■ **Required actions**:
1. Please edit the commentary on Europe and global markets, giving everything from "And yes, we" down to "tour of Europe." with "quantitative easing" changed to "monetary stimulus".
2. In the commentary on Europe and global markets, how many major central banks are said to be nearing an end to quantitative easing?
3. Write the next part of the commentary on Europe and global markets, following on from its final line.

■ **Quoted text**:
Meanwhile,
Back at the Ranch
By John Mauldin | May 26, 2012
It
is simply hard to tear your eyes away from the slow-motion train wreck that
is Europe. Historians will be writing about this moment in time for
centuries, and with an ever-present media we see it unfold before our eyes.
And yes, we need to tear our gaze away from Europe and look around at what is
happening in the rest of the world. There is about to be an eerily
near-simultaneous ending to the quantitative easing by the four major central
banks while global growth is slowing down. And so, while the future of Europe
is up for grabs, the true danger to global markets and growth may be
elsewhere. But, let’s do start with the seemingly obligatory tour of Europe.
What If California Were Greece?

■ **Material shown**:
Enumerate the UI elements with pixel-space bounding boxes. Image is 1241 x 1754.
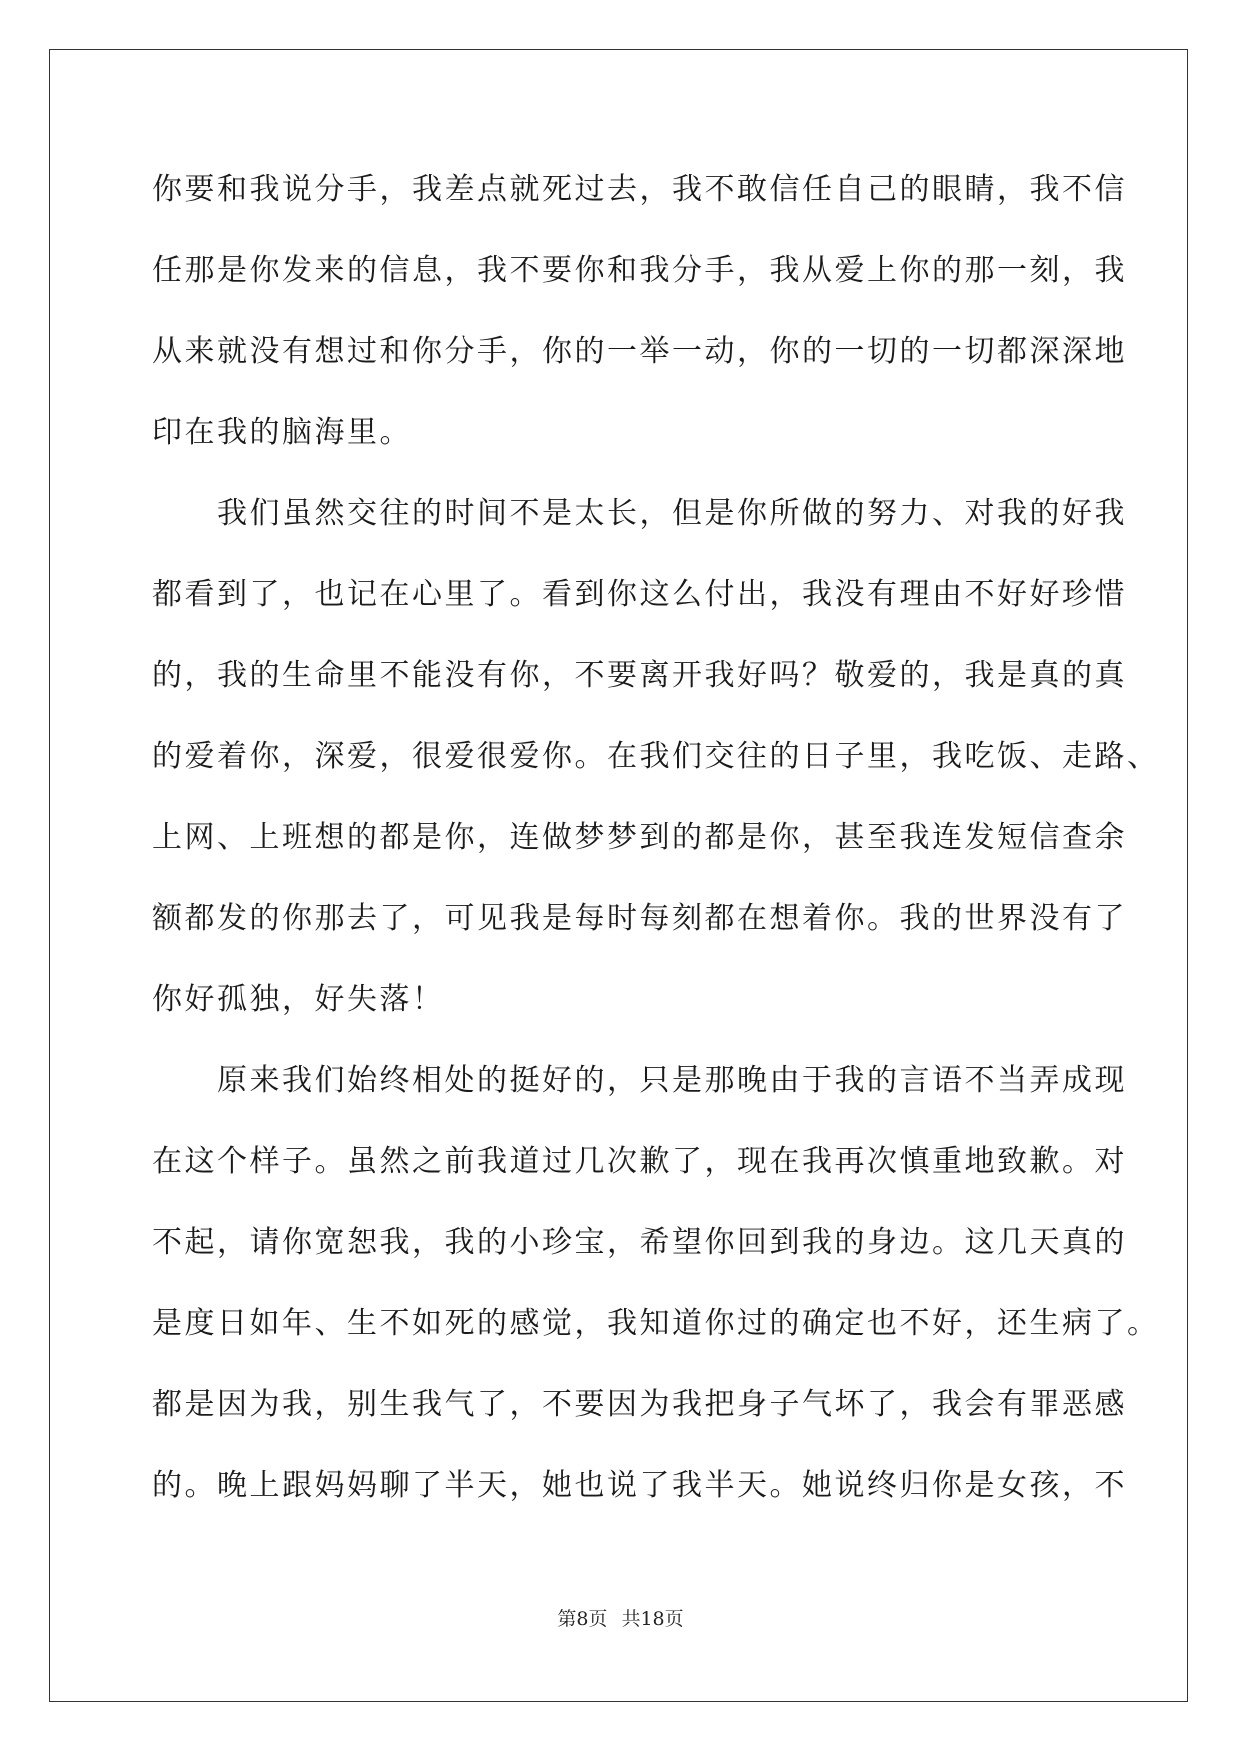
page-border	[49, 49, 1188, 1702]
body-line: 都看到了，也记在心里了。看到你这么付出，我没有理由不好好珍惜	[152, 577, 1127, 612]
page-footer	[0, 1604, 1241, 1631]
body-line: 从来就没有想过和你分手，你的一举一动，你的一切的一切都深深地	[152, 334, 1127, 369]
body-line: 你要和我说分手，我差点就死过去，我不敢信任自己的眼睛，我不信	[152, 172, 1127, 207]
body-line: 你好孤独，好失落！	[152, 982, 445, 1017]
total-pages: 共18页	[621, 1608, 684, 1630]
body-line: 上网、上班想的都是你，连做梦梦到的都是你，甚至我连发短信查余	[152, 820, 1127, 855]
body-line: 在这个样子。虽然之前我道过几次歉了，现在我再次慎重地致歉。对	[152, 1144, 1127, 1179]
body-line: 原来我们始终相处的挺好的，只是那晚由于我的言语不当弄成现	[152, 1063, 1127, 1098]
body-line: 的。晚上跟妈妈聊了半天，她也说了我半天。她说终归你是女孩，不	[152, 1468, 1127, 1503]
body-line: 印在我的脑海里。	[152, 415, 412, 450]
body-line: 任那是你发来的信息，我不要你和我分手，我从爱上你的那一刻，我	[152, 253, 1127, 288]
body-line: 额都发的你那去了，可见我是每时每刻都在想着你。我的世界没有了	[152, 901, 1127, 936]
body-line: 的，我的生命里不能没有你，不要离开我好吗？敬爱的，我是真的真	[152, 658, 1127, 693]
body-line: 我们虽然交往的时间不是太长，但是你所做的努力、对我的好我	[152, 496, 1127, 531]
body-line: 是度日如年、生不如死的感觉，我知道你过的确定也不好，还生病了。	[152, 1306, 1160, 1341]
body-line: 不起，请你宽恕我，我的小珍宝，希望你回到我的身边。这几天真的	[152, 1225, 1127, 1260]
body-line: 的爱着你，深爱，很爱很爱你。在我们交往的日子里，我吃饭、走路、	[152, 739, 1160, 774]
page-number: 第8页	[557, 1608, 608, 1630]
body-line: 都是因为我，别生我气了，不要因为我把身子气坏了，我会有罪恶感	[152, 1387, 1127, 1422]
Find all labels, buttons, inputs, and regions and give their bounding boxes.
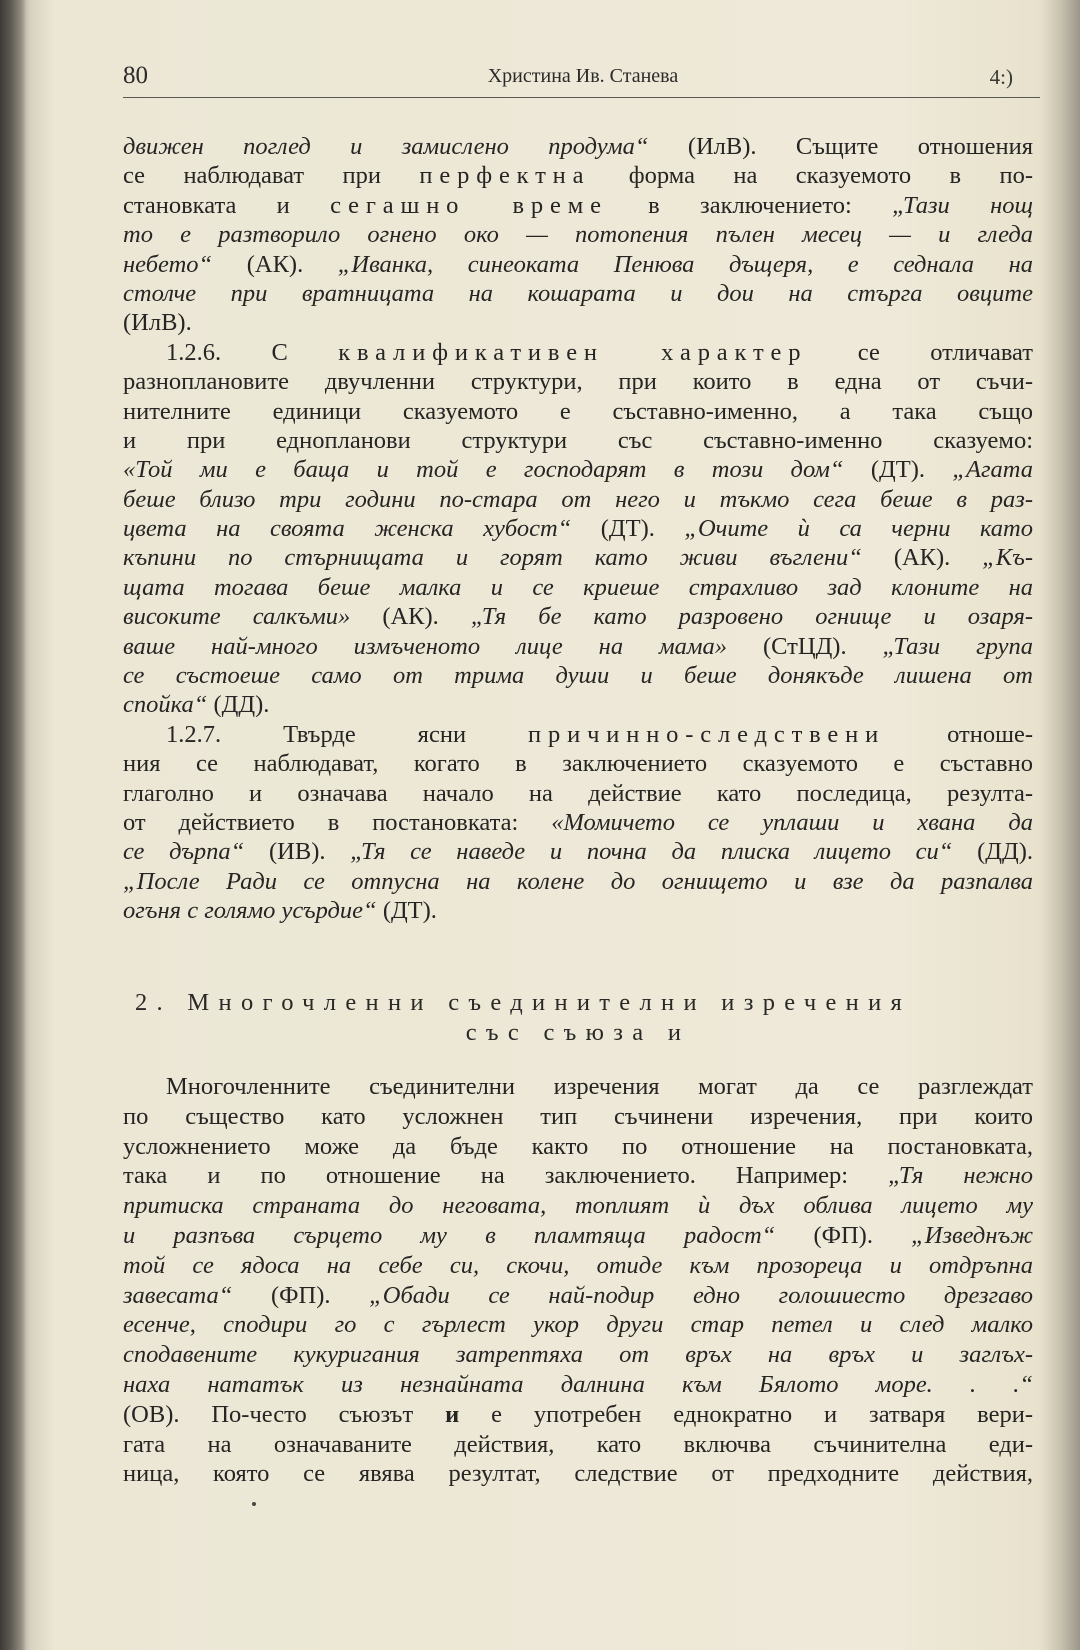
italic-quote: есенче, сподири го с гърлест укор други стар петел и след малко [123, 1311, 1033, 1339]
text-run: (ДД). [952, 838, 1033, 866]
text-line [123, 338, 1033, 367]
text-line [123, 1430, 1033, 1460]
italic-quote: беше близо три години по-стара от него и тъкмо сега беше в раз- [123, 485, 1033, 513]
text-line [123, 543, 1033, 572]
italic-quote: щата тогава беше малка и се криеше страхливо зад клоните на [123, 573, 1033, 601]
text-line [123, 808, 1033, 837]
text-line [123, 1310, 1033, 1340]
italic-quote: ваше най-много измъченото лице на мама» [123, 632, 728, 660]
body-text-section-1 [123, 132, 1033, 926]
text-line [123, 573, 1033, 602]
italic-quote: «Той ми е баща и той е господарят в този дом“ [123, 456, 844, 484]
page-stamp: 4:) [989, 65, 1013, 89]
text-line [123, 250, 1033, 279]
text-line [123, 1400, 1033, 1430]
text-run: ница, която се явява резултат, следствие от предходните действия, [123, 1460, 1033, 1488]
text-run: сегашно време [330, 191, 608, 219]
text-line [123, 867, 1033, 896]
italic-quote: небето“ [123, 250, 213, 278]
text-line [123, 161, 1033, 190]
text-run: (ФП). [775, 1221, 912, 1249]
italic-quote: „Тя се наведе и почна да плиска лицето си“ [350, 838, 953, 866]
text-run: глаголно и означава начало на действие като последица, резулта- [123, 779, 1033, 807]
text-run: форма на сказуемото в по- [590, 162, 1033, 190]
text-run: Многочленните съединителни изречения могат да се разглеждат [166, 1073, 1033, 1100]
text-line [123, 514, 1033, 543]
page-number: 80 [123, 62, 148, 89]
body-text-section-2 [123, 1072, 1033, 1489]
text-run: (ИлВ). Същите отношения [648, 133, 1033, 160]
text-line [123, 837, 1033, 866]
italic-quote: столче при вратницата на кошарата и дои на стърга овците [123, 279, 1033, 307]
text-run: (ОВ). По-често съюзът [123, 1400, 446, 1428]
section-heading-line-2: със съюза и [465, 1019, 691, 1046]
text-line [123, 1281, 1033, 1311]
text-run: (ИлВ). [123, 309, 192, 337]
text-run: (АК). [212, 250, 338, 278]
header-rule [123, 97, 1040, 98]
text-run: 1.2.7. Твърде ясни [166, 720, 529, 748]
text-line [123, 602, 1033, 631]
section-heading-line-1: 2. Многочленни съединителни изречения [135, 989, 912, 1016]
text-line [123, 1251, 1033, 1281]
text-line [123, 132, 1033, 161]
italic-quote: „Очите ѝ са черни като [684, 515, 1033, 543]
text-run: и при еднопланови структури със съставно-именно сказуемо: [123, 426, 1033, 454]
italic-quote: високите салкъми» [123, 603, 351, 631]
italic-quote: и разпъва сърцето му в пламтяща радост“ [123, 1221, 776, 1249]
text-run: (ИВ). [244, 838, 351, 866]
italic-quote: „Агата [952, 456, 1033, 484]
text-run: в заключението: [607, 191, 893, 219]
text-line [123, 720, 1033, 749]
text-run: (СтЦД). [727, 632, 883, 660]
running-head [123, 62, 1043, 96]
italic-quote: цвета на своята женска хубост“ [123, 515, 572, 543]
text-line [123, 455, 1033, 484]
section-heading [123, 988, 1033, 1048]
text-run: е употребен еднократно и затваря вери- [459, 1400, 1033, 1428]
text-line [123, 397, 1033, 426]
text-run: причинно-следствени [528, 720, 886, 748]
italic-quote: „После Ради се отпусна на колене до огнището и взе да разпалва [123, 867, 1033, 895]
italic-quote: „Тази група [882, 632, 1033, 660]
text-line [123, 1191, 1033, 1221]
text-line [123, 749, 1033, 778]
text-run: гата на означаваните действия, като включва съчинителна еди- [123, 1430, 1033, 1458]
text-run: по същество като усложнен тип съчинени изречения, при които [123, 1102, 1033, 1130]
text-line [123, 426, 1033, 455]
text-run: 1.2.6. С [166, 338, 339, 366]
italic-quote: наха нататък из незнайната далнина към Бялото море. . .“ [123, 1370, 1033, 1398]
text-run: (ДТ). [376, 897, 437, 925]
text-line [123, 1161, 1033, 1191]
italic-quote: „Изведнъж [911, 1221, 1033, 1249]
text-line [123, 661, 1033, 690]
text-run: (ФП). [232, 1281, 370, 1309]
text-line [123, 779, 1033, 808]
italic-quote: се дърпа“ [123, 838, 245, 866]
text-run: ния се наблюдават, когато в заключението сказуемото е съставно [123, 750, 1033, 778]
text-line [123, 1370, 1033, 1400]
text-line [123, 896, 1033, 925]
text-run: се отличават [807, 338, 1033, 366]
text-run: усложнението може да бъде както по отношение на постановката, [123, 1132, 1033, 1160]
text-line [123, 1221, 1033, 1251]
italic-quote: сподавените кукуригания затрептяха от връх на връх и заглъх- [123, 1341, 1033, 1369]
text-run: квалификативен характер [338, 338, 808, 366]
text-line [123, 485, 1033, 514]
text-run: (АК). [861, 544, 983, 572]
text-line [123, 690, 1033, 719]
text-run: отноше- [885, 720, 1033, 748]
italic-quote: той се ядоса на себе си, скочи, отиде към прозореца и отдръпна [123, 1251, 1033, 1279]
text-run: се наблюдават при [123, 162, 420, 190]
book-spine-shadow [0, 0, 26, 1650]
text-line [123, 1072, 1033, 1102]
text-run: становката и [123, 191, 331, 219]
italic-quote: „Тази нощ [892, 191, 1033, 219]
italic-quote: „Тя нежно [888, 1162, 1033, 1190]
italic-quote: движен поглед и замислено продума“ [123, 133, 649, 160]
text-run: (АК). [350, 603, 471, 631]
italic-quote: спойка“ [123, 691, 208, 719]
ink-speck [252, 1502, 256, 1506]
text-line [123, 191, 1033, 220]
text-run: от действието в постановката: [123, 808, 552, 836]
text-line [123, 1340, 1033, 1370]
text-line [123, 1102, 1033, 1132]
italic-quote: завесата“ [123, 1281, 233, 1309]
text-line [123, 1459, 1033, 1489]
text-run: и [445, 1400, 460, 1428]
italic-quote: се състоеше само от трима души и беше донякъде лишена от [123, 662, 1033, 690]
italic-quote: „Къ- [982, 544, 1033, 572]
text-line [123, 632, 1033, 661]
text-run: така и по отношение на заключението. Например: [123, 1162, 889, 1190]
text-line [123, 1132, 1033, 1162]
text-line [123, 220, 1033, 249]
italic-quote: то е разтворило огнено око — потопения пълен месец — и гледа [123, 221, 1033, 249]
italic-quote: огъня с голямо усърдие“ [123, 897, 377, 925]
running-head-author: Христина Ив. Станева [487, 65, 679, 87]
text-line [123, 367, 1033, 396]
text-run: нителните единици сказуемото е съставно-именно, а така също [123, 397, 1033, 425]
text-run: (ДТ). [843, 456, 953, 484]
text-run: разноплановите двучленни структури, при които в една от съчи- [123, 368, 1033, 396]
italic-quote: къпини по стърнищата и горят като живи въглени“ [123, 544, 862, 572]
italic-quote: „Обади се най-подир едно голошиесто дрезгаво [369, 1281, 1033, 1309]
text-line [123, 279, 1033, 308]
italic-quote: «Момичето се уплаши и хвана да [551, 808, 1033, 836]
italic-quote: „Тя бе като разровено огнище и озаря- [470, 603, 1033, 631]
text-run: перфектна [419, 162, 591, 190]
italic-quote: „Иванка, синеоката Пенюва дъщеря, е седнала на [337, 250, 1033, 278]
italic-quote: притиска страната до неговата, топлият ѝ дъх облива лицето му [123, 1192, 1033, 1220]
text-run: (ДТ). [571, 515, 685, 543]
text-run: (ДД). [207, 691, 270, 719]
text-line [123, 308, 1033, 337]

■ **The answers**:
1.
And yes, we need to tear our gaze away from Europe and look around at what is
happening in the rest of the world. There is about to be an eerily
near-simultaneous ending to the monetary stimulus by the four major central
banks while global growth is slowing down. And so, while the future of Europe
is up for grabs, the true danger to global markets and growth may be
elsewhere. But, let’s do start with the seemingly obligatory tour of Europe.

2. Four.

3.
David
Zervos is the managing director and chief market strategist of Jefferies and
Company. He is an astute observer of Europe and brings a very interesting
perspective to the trade, with his Greek heritage. I got an email this
morning from him that I wish I had written. It is hard for many of us in the
US to understand just how deeply flawed the structure of the European
Monetary Union is (as opposed to the actual political union which, for all
its flaws, seems to work quite well). David came up with a very fun analogy
that makes the problem readily apparent. What if California behaved like
Greece and the rest of the US was asked to pay for its debts and other
obligations? What would ensue?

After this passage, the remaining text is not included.